— START OF Material provided —

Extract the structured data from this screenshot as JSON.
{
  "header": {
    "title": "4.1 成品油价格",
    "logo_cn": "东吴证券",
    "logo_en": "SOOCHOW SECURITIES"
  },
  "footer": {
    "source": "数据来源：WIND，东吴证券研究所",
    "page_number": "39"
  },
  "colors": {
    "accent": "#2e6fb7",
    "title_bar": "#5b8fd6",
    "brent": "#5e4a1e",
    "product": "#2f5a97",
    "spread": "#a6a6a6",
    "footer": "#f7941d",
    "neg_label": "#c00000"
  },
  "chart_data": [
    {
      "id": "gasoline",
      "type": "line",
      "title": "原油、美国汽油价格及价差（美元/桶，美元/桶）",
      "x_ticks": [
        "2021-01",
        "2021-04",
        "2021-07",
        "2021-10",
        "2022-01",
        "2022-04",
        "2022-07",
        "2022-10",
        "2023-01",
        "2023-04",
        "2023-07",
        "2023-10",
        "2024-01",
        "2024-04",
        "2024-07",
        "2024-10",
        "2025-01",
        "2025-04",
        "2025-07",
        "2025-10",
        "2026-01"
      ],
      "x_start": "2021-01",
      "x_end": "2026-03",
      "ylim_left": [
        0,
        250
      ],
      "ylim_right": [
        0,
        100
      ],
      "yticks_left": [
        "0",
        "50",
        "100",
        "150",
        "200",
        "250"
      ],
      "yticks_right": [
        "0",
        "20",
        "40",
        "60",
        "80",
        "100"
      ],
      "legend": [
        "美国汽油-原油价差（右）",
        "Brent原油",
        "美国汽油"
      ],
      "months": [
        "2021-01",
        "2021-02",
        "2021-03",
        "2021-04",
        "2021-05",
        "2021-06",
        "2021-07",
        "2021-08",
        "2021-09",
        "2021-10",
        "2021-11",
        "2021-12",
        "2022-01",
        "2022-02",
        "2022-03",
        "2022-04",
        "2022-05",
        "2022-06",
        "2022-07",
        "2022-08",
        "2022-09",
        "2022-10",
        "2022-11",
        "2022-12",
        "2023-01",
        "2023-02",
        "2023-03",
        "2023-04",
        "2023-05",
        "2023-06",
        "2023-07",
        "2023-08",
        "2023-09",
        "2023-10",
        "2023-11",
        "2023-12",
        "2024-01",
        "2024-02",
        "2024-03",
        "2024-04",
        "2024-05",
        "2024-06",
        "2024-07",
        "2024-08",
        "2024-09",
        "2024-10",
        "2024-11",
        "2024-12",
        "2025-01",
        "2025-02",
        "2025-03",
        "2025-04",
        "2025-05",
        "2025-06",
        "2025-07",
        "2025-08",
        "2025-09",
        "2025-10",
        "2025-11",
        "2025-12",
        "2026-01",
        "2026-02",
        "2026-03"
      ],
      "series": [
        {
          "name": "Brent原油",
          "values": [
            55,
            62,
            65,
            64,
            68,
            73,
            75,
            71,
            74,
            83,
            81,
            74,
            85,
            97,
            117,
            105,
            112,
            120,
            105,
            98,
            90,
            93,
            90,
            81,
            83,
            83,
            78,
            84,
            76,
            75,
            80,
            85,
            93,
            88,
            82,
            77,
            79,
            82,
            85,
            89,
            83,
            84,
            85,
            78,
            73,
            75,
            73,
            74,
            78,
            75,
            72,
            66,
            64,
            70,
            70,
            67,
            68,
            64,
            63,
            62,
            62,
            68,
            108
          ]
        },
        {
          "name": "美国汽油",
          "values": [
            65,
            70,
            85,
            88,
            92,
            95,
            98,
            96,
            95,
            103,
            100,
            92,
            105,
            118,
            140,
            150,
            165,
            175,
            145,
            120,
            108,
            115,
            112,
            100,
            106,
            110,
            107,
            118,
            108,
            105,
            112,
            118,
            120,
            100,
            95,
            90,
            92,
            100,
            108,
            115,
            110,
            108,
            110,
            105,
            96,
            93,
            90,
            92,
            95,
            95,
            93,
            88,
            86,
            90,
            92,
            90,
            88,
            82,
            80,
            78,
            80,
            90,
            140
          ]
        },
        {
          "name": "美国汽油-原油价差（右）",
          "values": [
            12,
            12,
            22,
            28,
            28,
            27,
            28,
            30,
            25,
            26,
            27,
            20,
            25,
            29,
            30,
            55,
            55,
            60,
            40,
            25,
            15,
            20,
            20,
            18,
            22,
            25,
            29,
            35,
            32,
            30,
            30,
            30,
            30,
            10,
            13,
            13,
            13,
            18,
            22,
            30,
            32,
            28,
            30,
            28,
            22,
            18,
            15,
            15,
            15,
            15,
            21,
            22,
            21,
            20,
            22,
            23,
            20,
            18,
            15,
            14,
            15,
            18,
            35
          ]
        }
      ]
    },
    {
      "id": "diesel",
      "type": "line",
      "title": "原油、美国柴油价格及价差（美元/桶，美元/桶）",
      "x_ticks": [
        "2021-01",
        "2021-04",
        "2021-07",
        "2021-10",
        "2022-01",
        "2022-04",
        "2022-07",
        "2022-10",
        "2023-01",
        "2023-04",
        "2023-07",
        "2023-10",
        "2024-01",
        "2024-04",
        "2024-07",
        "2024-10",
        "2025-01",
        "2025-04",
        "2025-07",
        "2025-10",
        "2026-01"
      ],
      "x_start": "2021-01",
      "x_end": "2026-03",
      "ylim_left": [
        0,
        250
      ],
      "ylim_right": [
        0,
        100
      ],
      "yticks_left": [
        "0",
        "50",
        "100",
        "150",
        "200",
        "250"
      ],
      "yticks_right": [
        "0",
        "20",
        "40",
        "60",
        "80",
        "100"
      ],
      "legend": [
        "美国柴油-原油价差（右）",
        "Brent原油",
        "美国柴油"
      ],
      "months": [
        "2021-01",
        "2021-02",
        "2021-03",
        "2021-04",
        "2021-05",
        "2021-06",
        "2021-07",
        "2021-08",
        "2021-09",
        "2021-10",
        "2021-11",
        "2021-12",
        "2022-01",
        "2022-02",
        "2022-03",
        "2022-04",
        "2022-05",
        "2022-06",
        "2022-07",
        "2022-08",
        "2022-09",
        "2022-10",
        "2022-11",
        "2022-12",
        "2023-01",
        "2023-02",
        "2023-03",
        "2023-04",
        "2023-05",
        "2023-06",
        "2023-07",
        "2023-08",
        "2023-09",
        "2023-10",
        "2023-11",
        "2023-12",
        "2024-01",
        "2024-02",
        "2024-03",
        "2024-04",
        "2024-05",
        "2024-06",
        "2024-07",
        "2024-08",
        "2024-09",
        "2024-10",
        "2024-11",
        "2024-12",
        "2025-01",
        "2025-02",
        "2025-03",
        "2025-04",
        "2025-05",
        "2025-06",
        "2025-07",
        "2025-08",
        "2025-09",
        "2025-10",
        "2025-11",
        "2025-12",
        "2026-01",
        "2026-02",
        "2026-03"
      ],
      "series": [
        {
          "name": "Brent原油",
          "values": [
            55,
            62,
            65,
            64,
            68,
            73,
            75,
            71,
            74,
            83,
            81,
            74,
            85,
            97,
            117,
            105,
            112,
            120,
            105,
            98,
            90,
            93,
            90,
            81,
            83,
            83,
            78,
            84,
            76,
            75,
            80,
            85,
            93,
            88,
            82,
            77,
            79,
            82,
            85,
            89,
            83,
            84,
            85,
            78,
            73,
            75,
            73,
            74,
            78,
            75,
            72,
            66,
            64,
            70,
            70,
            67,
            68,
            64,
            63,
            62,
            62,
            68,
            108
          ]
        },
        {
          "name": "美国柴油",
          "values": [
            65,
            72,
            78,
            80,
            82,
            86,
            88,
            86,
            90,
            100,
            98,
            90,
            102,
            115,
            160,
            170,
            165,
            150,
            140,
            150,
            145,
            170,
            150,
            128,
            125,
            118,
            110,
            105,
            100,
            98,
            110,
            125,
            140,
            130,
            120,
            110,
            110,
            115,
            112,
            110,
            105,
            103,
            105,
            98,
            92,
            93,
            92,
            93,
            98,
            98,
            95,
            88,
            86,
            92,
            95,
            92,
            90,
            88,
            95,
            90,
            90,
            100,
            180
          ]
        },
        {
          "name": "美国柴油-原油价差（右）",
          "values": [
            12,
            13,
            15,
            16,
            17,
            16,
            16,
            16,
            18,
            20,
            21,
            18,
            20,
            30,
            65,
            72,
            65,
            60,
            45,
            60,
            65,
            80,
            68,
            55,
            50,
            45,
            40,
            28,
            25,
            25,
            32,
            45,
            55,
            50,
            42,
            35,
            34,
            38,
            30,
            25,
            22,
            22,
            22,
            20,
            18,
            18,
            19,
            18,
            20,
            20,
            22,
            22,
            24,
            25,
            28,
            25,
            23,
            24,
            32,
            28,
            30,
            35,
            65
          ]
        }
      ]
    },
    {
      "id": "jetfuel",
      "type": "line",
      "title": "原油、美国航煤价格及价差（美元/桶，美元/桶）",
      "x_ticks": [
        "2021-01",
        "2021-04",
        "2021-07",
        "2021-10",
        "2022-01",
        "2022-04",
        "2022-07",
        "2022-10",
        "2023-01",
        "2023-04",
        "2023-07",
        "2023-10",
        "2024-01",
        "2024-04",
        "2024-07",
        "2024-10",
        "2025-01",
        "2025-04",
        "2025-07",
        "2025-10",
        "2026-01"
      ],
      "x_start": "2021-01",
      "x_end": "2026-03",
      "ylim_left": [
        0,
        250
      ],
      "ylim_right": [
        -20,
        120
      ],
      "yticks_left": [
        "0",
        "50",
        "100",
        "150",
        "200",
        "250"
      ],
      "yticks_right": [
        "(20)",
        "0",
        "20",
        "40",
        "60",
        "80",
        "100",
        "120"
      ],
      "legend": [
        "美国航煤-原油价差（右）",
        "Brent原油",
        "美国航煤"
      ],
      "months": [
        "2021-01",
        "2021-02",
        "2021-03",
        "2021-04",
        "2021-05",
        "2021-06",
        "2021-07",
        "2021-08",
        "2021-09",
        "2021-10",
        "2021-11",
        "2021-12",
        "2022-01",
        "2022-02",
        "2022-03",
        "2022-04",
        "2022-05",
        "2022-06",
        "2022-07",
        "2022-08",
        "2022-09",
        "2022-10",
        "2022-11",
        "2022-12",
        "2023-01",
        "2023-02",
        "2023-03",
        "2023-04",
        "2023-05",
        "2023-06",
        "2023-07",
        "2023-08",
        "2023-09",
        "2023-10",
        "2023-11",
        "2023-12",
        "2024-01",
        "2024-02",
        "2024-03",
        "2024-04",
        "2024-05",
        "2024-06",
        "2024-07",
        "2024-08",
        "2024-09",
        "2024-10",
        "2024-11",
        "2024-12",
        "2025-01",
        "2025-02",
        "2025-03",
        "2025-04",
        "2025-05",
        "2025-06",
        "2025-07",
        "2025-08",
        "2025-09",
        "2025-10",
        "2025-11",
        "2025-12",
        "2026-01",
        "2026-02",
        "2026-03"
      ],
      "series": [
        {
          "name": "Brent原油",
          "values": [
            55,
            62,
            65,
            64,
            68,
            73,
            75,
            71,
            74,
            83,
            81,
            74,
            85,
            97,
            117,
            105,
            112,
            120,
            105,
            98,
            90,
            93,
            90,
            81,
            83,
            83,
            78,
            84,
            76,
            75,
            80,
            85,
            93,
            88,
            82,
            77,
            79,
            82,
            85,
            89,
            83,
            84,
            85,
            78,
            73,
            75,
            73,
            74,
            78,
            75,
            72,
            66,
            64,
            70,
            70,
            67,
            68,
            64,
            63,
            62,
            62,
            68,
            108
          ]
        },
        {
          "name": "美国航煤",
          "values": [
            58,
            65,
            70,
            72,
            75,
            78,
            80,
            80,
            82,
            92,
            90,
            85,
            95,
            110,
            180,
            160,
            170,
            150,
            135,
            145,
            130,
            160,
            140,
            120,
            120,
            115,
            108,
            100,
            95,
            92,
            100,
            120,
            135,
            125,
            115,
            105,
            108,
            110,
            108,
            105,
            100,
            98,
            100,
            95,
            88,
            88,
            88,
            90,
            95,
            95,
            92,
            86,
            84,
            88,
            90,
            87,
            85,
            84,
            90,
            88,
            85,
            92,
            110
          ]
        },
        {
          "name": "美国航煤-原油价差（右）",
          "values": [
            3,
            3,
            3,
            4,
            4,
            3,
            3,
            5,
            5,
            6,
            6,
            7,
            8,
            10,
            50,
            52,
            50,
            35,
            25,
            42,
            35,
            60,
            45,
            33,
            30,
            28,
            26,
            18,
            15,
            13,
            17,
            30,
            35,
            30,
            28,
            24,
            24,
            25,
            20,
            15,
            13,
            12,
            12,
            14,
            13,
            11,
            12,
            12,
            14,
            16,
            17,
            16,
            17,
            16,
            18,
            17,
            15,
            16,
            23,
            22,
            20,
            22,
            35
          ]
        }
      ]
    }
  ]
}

— END OF Material provided —

◆ Written problem: Copy all lines above containing the string "name".

◆ The response:
          "name": "Brent原油",
          "name": "美国汽油",
          "name": "美国汽油-原油价差（右）",
          "name": "Brent原油",
          "name": "美国柴油",
          "name": "美国柴油-原油价差（右）",
          "name": "Brent原油",
          "name": "美国航煤",
          "name": "美国航煤-原油价差（右）",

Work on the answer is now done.